__学習用テキスト__:
....
その他グラフィック、ディスプレイ、インターネット接続については上記要件を満たしていれば問題ないはずなので割愛する。
自分のPCがWindows 11動作条件を満たしているか確認する方法
以下リンクからシステム要件を満たしているかチェックできるアプリをダウンロードしよう。
諦めるのはまだ早い!ハードウェアの要件を満たしている場合にチェックすること
スペック的に対応しているPCならば、前述のUEFIセキュアブートとTPMを有効にすることができれば、Windows 11を実行できる可能性はある。逆にこのふたつを有効にできない場合、どんなにスペックが高かろうがNGである。
● UEFIセキュアブートしているか?
● システムがMBRになっていないか?
● TPMをONにしているか?
マザーボードのBIOSでは通常はUEFIは有効になっているが、WindowsのシステムをMBRフォーマットのストレージにインストールしている場合、チェックアプリからは弾かれる。
MBRかGPTかを確認する方法は以下。
もし、マスターブートレコード(MBR)の場合、チェックアプリでWindows 11が実行できない、となる。その場合、手間だがシステムドライブをMBRからGPTに変換する必要がある。GPTに変換さえすれば、晴れてWindows 11が実行可能な環境となる。確実に変換する方法としては、ディスクをクローンコピーする。HDD乃至SSDがもう一台と、変換に使用するソフトウェアが必要となる。何らかのきっかけでシステムドライブを換装する際に、ついでにMBRからGPTに変換するのを忘れないようにしよう。
Windows 10で現在TPMが有効かどうか、アプリで確認しよう。Windowsの検索から『tpm.msc』と入力し、表示されたアプリを開こう。
上記アプリでTPMが見つからない場合、UEFIでTPMが無効になっていると考えられる。これはUEFIでTPMを有効にすればいいだけなので、難儀ではないはずだ。
UEFI BIOSの設定を変えると、最悪、OSが起動しなくなる。リスクを最小限に控えるには、同時に色々設定するのではなく、ひとつずつ確認して設定しよう。TPMの場合、一箇所をEnableにすればいいだけだ。
筆者の環境がASUS製マザーボードのため、他社製の場合は大きく異なる可能性があるので、以下は参考例としてとどめてほしい。
ASUS製UEFI BIOSではPCH-FW Configuration内の、PTTをEnableにすれば、TPMの有効化は完了である。
念のためTPMが有効になったかどうか、アプリで確認しよう。
Windows 11実行要件を満たしているスペックのPCで起動ディスクをGPTフォーマットにし、TPMが有効になったので、再びチェックアプリで確認してみた。
....
__実施課題__:
1. Windows 11の要件に関する文章から、「上記アプリでTPMが見つから」を含む箇所を起点とし、「ableにすればいいだけだ。」で終わるまでの部分を一字一句違えずに書き出してください。
2. Windows 11の要件に関する文章のうち、「もし、マスターブートレコード(MBR)の場合」で始まる段落を、主要な事実を残したまま箇条書きにまとめてください。
3. Windows 11の要件に関する文章を、最後の文の次から書き継いでください。

[バウンディングボックス予測データ]
....
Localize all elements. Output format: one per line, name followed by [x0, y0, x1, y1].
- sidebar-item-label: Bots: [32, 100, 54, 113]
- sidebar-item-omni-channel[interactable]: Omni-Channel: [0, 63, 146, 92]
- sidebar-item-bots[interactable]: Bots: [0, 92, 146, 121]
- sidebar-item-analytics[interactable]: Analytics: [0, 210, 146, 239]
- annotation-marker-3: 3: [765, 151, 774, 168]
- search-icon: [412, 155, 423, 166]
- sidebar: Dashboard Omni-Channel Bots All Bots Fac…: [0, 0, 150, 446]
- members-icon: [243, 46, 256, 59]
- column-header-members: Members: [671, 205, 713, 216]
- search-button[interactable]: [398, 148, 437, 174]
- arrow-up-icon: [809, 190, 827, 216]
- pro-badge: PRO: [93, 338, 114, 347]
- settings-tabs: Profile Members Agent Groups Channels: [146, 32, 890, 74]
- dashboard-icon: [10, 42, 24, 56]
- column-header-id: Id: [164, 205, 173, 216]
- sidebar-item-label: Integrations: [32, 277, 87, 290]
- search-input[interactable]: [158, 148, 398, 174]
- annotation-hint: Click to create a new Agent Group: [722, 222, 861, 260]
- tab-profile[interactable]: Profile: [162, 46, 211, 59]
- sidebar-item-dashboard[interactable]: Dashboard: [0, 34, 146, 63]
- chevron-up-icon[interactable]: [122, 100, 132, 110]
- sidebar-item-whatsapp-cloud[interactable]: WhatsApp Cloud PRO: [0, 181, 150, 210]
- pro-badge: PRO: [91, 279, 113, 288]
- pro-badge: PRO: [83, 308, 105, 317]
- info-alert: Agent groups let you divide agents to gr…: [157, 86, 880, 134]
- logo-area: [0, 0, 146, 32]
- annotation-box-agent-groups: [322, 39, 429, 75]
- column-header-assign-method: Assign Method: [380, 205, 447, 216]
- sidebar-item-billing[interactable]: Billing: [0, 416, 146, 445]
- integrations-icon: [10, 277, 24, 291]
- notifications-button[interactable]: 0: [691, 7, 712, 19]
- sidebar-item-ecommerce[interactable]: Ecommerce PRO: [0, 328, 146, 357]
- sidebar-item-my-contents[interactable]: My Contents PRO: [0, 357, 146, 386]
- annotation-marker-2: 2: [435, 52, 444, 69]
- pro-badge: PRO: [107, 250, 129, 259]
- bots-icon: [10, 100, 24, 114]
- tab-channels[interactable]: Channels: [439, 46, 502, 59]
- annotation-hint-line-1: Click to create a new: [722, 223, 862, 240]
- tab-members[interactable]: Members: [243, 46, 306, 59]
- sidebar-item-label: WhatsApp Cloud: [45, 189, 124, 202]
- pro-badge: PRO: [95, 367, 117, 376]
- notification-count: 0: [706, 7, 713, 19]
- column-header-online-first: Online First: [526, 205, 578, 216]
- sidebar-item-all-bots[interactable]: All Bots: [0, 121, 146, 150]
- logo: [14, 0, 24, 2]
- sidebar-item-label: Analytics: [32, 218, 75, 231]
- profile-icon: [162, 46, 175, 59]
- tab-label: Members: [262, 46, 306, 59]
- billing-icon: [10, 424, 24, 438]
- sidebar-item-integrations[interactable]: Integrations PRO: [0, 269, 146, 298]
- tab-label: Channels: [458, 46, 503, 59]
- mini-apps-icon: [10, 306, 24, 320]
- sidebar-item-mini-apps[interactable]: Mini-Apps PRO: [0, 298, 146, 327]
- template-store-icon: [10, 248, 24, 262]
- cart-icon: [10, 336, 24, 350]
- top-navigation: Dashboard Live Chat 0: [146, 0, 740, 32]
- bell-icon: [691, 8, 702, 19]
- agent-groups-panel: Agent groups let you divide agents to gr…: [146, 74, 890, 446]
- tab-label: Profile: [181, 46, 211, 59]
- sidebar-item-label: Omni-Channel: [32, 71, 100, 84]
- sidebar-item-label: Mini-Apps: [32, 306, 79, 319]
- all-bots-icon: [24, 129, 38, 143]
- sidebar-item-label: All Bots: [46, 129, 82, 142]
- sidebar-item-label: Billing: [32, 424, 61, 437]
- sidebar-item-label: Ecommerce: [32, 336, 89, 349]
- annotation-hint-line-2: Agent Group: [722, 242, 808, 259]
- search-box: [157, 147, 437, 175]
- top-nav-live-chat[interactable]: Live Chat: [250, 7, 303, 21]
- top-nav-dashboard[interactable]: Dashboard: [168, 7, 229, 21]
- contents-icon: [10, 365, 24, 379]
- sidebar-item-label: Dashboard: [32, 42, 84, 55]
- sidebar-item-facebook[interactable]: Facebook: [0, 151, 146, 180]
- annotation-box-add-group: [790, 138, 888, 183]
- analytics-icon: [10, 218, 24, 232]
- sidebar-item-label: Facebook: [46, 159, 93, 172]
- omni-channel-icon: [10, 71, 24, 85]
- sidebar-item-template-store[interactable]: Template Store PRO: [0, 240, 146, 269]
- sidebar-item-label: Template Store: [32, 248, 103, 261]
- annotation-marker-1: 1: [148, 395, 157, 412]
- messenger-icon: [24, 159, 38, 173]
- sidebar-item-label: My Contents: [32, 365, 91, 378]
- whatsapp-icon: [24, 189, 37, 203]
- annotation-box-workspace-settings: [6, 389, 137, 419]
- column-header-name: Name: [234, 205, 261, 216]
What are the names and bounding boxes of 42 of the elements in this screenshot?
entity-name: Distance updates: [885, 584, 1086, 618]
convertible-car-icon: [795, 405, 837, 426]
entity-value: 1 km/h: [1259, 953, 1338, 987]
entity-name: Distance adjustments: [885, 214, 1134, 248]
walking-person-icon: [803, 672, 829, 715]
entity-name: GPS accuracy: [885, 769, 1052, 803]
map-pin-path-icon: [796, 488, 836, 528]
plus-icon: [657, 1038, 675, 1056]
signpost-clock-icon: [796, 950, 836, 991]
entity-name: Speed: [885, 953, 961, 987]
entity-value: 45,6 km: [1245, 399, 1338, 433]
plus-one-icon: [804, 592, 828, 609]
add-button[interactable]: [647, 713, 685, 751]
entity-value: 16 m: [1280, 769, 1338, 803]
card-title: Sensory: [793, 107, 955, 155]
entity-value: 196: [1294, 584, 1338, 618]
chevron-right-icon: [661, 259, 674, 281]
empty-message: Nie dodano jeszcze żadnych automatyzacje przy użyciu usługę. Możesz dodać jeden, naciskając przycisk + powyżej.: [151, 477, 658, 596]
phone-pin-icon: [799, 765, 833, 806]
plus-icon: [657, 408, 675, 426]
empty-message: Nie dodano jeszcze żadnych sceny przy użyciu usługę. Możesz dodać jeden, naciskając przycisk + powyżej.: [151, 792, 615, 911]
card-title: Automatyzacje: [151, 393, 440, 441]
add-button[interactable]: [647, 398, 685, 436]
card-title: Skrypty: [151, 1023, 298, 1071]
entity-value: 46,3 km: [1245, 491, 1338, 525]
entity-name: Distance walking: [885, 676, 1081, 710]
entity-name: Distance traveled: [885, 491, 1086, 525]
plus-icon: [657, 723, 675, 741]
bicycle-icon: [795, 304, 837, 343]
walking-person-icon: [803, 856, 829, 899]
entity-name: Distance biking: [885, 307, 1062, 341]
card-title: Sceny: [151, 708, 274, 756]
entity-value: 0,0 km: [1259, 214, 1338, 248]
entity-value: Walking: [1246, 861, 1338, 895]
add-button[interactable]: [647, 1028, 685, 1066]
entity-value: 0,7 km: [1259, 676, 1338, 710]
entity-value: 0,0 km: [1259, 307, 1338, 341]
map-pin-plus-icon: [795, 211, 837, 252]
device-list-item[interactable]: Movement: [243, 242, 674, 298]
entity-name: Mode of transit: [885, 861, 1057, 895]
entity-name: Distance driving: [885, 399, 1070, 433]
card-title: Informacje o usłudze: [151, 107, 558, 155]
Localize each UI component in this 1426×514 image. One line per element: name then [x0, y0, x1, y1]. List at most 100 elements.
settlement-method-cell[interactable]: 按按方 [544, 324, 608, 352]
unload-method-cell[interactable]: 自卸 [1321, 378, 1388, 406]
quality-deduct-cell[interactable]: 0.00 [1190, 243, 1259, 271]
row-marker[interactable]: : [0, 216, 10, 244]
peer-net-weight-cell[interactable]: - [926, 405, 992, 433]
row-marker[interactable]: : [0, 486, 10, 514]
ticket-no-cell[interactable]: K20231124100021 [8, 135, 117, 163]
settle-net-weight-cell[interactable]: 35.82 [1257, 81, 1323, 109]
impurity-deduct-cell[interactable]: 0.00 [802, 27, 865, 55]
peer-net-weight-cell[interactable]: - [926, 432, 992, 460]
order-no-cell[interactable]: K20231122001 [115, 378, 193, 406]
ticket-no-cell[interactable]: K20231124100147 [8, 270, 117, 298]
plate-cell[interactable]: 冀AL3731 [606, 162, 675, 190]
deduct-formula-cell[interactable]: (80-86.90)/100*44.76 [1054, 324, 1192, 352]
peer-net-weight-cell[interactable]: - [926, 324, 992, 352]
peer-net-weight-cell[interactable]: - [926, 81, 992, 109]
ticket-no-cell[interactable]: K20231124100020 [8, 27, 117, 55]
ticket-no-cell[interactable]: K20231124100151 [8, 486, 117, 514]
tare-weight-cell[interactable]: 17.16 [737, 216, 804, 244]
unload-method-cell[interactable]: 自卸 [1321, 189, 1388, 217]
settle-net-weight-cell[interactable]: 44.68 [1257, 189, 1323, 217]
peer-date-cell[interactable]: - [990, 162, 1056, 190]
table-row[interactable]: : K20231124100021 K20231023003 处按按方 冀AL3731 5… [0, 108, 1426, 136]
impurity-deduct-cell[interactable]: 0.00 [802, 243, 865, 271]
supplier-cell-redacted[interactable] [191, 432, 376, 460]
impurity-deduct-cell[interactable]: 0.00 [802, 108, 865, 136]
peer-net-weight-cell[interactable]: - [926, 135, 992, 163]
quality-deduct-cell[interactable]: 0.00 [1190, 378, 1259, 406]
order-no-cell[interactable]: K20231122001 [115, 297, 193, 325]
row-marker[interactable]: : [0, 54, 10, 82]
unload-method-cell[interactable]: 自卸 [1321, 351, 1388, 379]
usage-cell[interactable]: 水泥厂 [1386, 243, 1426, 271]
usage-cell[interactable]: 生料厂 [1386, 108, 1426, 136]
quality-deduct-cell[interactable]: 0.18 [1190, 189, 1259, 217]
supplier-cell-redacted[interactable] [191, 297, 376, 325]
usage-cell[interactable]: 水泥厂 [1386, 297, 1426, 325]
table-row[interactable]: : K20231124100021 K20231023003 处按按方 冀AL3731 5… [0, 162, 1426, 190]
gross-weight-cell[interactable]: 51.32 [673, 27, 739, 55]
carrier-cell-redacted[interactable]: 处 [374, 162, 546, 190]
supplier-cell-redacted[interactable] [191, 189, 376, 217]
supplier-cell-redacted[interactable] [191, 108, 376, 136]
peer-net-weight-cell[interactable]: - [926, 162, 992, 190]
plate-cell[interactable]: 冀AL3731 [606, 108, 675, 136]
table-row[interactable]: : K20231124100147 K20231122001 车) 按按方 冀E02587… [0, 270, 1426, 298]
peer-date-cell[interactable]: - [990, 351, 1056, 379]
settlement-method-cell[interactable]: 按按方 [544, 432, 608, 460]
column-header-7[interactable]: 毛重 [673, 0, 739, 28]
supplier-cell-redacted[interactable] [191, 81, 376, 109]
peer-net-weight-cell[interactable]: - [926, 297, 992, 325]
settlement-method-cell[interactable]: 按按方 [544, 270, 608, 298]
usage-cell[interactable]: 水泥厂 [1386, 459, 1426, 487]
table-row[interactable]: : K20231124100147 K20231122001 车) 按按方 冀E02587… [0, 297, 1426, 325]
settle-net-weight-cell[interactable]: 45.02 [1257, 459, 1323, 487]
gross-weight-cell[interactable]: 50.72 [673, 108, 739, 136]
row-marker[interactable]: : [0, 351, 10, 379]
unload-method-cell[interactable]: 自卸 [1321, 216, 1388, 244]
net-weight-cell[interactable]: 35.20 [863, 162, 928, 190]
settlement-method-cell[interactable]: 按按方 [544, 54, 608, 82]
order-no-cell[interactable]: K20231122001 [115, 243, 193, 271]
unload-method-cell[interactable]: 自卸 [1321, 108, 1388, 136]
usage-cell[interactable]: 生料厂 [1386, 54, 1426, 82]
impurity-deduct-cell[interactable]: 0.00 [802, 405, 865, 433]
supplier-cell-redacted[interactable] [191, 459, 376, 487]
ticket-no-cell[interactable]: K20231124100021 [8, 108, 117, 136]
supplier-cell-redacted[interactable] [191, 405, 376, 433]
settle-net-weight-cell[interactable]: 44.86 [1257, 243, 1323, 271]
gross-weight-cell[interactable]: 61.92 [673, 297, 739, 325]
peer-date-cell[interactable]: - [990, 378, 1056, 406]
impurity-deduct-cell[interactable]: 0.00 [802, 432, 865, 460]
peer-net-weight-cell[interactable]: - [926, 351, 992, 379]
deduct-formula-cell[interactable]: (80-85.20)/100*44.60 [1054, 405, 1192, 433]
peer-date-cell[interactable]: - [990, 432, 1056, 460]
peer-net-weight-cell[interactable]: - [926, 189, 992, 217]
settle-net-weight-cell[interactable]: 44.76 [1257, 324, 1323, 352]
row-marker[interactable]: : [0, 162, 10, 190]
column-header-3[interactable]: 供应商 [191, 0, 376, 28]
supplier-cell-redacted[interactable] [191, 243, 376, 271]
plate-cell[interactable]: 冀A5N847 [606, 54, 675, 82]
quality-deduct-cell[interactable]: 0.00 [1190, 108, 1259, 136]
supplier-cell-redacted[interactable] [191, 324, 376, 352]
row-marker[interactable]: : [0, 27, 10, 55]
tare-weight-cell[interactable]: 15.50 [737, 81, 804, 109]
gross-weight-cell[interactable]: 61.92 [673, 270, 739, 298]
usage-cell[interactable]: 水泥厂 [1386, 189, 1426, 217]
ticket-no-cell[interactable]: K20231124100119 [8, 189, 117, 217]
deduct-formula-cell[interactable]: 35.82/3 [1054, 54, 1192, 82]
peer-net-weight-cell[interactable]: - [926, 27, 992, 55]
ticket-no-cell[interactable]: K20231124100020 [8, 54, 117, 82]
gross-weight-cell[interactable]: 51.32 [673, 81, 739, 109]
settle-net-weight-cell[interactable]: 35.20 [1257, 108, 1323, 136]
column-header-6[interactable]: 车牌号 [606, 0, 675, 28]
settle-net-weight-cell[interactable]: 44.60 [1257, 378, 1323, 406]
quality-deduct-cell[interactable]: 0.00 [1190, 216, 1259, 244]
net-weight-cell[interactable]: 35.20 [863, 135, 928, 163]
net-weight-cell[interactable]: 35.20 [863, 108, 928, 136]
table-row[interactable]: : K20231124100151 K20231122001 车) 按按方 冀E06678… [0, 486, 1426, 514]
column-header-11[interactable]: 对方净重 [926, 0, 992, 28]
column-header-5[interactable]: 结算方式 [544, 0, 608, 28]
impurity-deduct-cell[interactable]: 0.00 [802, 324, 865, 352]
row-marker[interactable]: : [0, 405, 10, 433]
....
__演習結果__:
1.
上記アプリでTPMが見つからない場合、UEFIでTPMが無効になっていると考えられる。これはUEFIでTPMを有効にすればいいだけなので、難儀ではないはずだ。
UEFI BIOSの設定を変えると、最悪、OSが起動しなくなる。リスクを最小限に控えるには、同時に色々設定するのではなく、ひとつずつ確認して設定しよう。TPMの場合、一箇所をEnableにすればいいだけだ。

2.
- システムドライブがMBRの場合、チェックアプリではWindows 11が実行できないと判定される。
- その場合は、システムドライブをMBRからGPTに変換する必要がある。
- GPTに変換すれば、Windows 11が実行可能な環境となる。
- 確実な変換方法はディスクのクローンコピーであり、HDDまたはSSDがもう一台と変換用のソフトウェアが必要となる。
- システムドライブを換装する際には、あわせてMBRからGPTに変換することを忘れないようにする。

3.
デスクトップにショートカットを作成していない場合、Windows検索バーからPC 正常性チェックで開く。
スペックを満たしたCPUとチップセットを使っているのに、PC正常性アプリで非対応の場合、UEFIのTPMが有効になっているか、落とし穴として起動ディスクがMBRになっていないか、この2点は絶対確認しよう。
おまけ MBRの起動ディスクをGPTに変換する方法
筆者のNVMe SSDはMBRだったため、GPTに変換して対応した。
Windows 10でシステムのMBRをGPTに変換する機能があるようだが、万が一失敗した場合、起動できなくなる。それよりはリスクを最小限に抑えるためにも、換装できるクローンディスクは用意した方が良い。今回はCドライブの2TB ADATA製M.2 NVMe SSDをMBRからGPTに変換する際、一旦システムをWD製4TBのHDDにクローンしている。
コピー終了後の作業は、事前にHD革命で作成していたDVD-R(DVD-RW、BD-R、USBメモリなどで代替可能)のWindows PEからPCを起動して、コピー先のHDDからNVMe SSDにもう一度同じ手順でクローンコピーするだけ。いたって簡単である。ただし、クローン先クローン元のディスク選択ミスとかはあり得るので、自信がない人は関係のないHDDは外しておくことをお勧めする。今回筆者のシステムドライブはM.2のSSDだったため、いちいち取り外したりはしていない。だが、関係のないHDDは外すのが王道である。
万が一起動できなくなった場合、BIOSでUEFIモードに設定しているか確認しよう。
以上、Windows 11実行可能にするためのTPM有効化、UEFIセキュアブート対応、MBRからのGPT変換の方法でした。